** WHAT IS NEEDED **
From the listing, collect all lines containing the word "approved".

** SUPPLIED RECORDS **
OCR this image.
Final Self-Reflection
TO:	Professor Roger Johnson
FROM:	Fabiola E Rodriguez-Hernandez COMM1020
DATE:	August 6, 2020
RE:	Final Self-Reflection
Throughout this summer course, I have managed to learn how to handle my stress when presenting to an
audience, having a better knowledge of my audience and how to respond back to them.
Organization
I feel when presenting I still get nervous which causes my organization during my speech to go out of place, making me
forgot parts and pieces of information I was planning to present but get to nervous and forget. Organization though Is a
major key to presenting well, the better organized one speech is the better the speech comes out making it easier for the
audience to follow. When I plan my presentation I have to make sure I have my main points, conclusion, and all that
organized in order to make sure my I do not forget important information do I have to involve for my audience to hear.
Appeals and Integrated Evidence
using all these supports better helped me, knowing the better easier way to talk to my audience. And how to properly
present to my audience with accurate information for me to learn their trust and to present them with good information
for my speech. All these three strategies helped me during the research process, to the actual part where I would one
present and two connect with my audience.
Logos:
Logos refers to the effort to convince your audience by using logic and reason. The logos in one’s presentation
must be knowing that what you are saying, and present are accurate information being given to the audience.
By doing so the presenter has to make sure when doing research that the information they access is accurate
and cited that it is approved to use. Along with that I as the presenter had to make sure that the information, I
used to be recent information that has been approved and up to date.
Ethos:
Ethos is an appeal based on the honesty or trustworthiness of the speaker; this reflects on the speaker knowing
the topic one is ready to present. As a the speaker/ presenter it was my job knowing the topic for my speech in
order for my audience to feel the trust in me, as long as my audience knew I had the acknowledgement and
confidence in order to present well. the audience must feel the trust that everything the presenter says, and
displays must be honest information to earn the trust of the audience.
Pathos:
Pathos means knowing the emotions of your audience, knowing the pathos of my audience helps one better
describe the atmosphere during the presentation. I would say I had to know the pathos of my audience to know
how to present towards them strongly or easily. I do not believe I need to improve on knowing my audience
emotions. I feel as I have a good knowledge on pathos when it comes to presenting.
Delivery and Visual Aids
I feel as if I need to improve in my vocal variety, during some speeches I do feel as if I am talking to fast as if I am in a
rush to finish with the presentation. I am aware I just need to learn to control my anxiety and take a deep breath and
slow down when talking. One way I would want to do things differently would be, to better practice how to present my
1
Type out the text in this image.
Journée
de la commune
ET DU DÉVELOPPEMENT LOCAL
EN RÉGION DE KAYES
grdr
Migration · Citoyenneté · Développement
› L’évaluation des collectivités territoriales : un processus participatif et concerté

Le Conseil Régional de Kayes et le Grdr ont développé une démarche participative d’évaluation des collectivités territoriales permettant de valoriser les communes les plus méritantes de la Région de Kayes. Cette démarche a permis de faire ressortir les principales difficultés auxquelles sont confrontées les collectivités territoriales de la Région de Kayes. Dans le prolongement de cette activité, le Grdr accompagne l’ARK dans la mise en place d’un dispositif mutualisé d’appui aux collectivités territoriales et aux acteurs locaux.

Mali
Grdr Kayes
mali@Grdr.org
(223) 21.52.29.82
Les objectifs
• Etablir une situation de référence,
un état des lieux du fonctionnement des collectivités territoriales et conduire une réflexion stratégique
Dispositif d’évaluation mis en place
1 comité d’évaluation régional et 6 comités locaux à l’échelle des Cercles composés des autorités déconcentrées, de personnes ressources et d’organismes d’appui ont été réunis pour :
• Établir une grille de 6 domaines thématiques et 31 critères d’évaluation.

** PROBLEM SOLUTION **
and cited that it is approved to use. Along with that I as the presenter had to make sure that the information, I
used to be recent information that has been approved and up to date.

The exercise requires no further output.